A block of data:
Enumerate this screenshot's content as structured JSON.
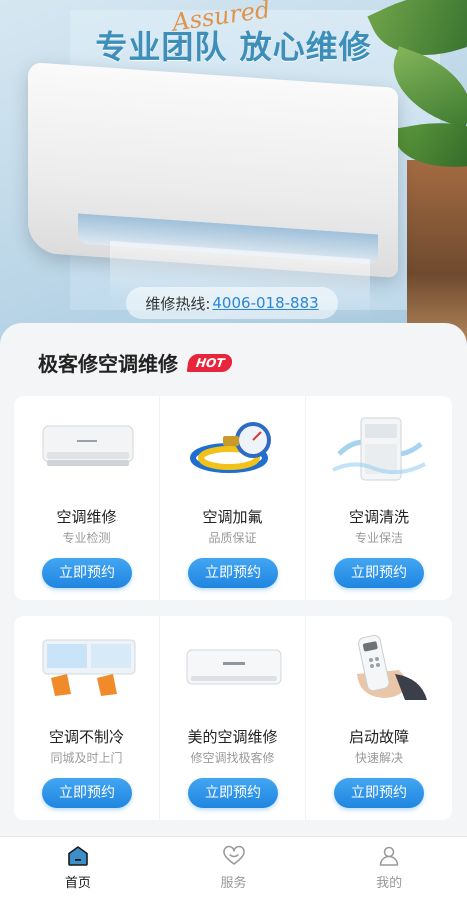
{
  "hero": {
    "script_text": "Assured",
    "title": "专业团队 放心维修",
    "hotline_label": "维修热线:",
    "hotline_number": "4006-018-883"
  },
  "section": {
    "title": "极客修空调维修",
    "badge": "HOT"
  },
  "services": [
    {
      "name": "空调维修",
      "sub": "专业检测",
      "button": "立即预约",
      "icon": "split-ac-icon"
    },
    {
      "name": "空调加氟",
      "sub": "品质保证",
      "button": "立即预约",
      "icon": "refrigerant-gauge-icon"
    },
    {
      "name": "空调清洗",
      "sub": "专业保洁",
      "button": "立即预约",
      "icon": "floor-ac-splash-icon"
    },
    {
      "name": "空调不制冷",
      "sub": "同城及时上门",
      "button": "立即预约",
      "icon": "ac-filter-cleaning-icon"
    },
    {
      "name": "美的空调维修",
      "sub": "修空调找极客修",
      "button": "立即预约",
      "icon": "midea-ac-icon"
    },
    {
      "name": "启动故障",
      "sub": "快速解决",
      "button": "立即预约",
      "icon": "remote-control-icon"
    }
  ],
  "tabbar": [
    {
      "label": "首页",
      "icon": "home-icon",
      "active": true
    },
    {
      "label": "服务",
      "icon": "heart-icon",
      "active": false
    },
    {
      "label": "我的",
      "icon": "user-icon",
      "active": false
    }
  ],
  "colors": {
    "accent": "#1f85e0",
    "hot_badge": "#e8263b",
    "hero_title": "#3d8fb9"
  }
}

◆ WHAT IS ASKED
Copy every record above exactly, leaving out the pictures.

◆ OUTPUT OF THE TASK
Enumerate this screenshot's content as structured JSON.
{
  "hero": {
    "script_text": "Assured",
    "title": "专业团队 放心维修",
    "hotline_label": "维修热线:",
    "hotline_number": "4006-018-883"
  },
  "section": {
    "title": "极客修空调维修",
    "badge": "HOT"
  },
  "services": [
    {
      "name": "空调维修",
      "sub": "专业检测",
      "button": "立即预约",
      "icon": "split-ac-icon"
    },
    {
      "name": "空调加氟",
      "sub": "品质保证",
      "button": "立即预约",
      "icon": "refrigerant-gauge-icon"
    },
    {
      "name": "空调清洗",
      "sub": "专业保洁",
      "button": "立即预约",
      "icon": "floor-ac-splash-icon"
    },
    {
      "name": "空调不制冷",
      "sub": "同城及时上门",
      "button": "立即预约",
      "icon": "ac-filter-cleaning-icon"
    },
    {
      "name": "美的空调维修",
      "sub": "修空调找极客修",
      "button": "立即预约",
      "icon": "midea-ac-icon"
    },
    {
      "name": "启动故障",
      "sub": "快速解决",
      "button": "立即预约",
      "icon": "remote-control-icon"
    }
  ],
  "tabbar": [
    {
      "label": "首页",
      "icon": "home-icon",
      "active": true
    },
    {
      "label": "服务",
      "icon": "heart-icon",
      "active": false
    },
    {
      "label": "我的",
      "icon": "user-icon",
      "active": false
    }
  ],
  "colors": {
    "accent": "#1f85e0",
    "hot_badge": "#e8263b",
    "hero_title": "#3d8fb9"
  }
}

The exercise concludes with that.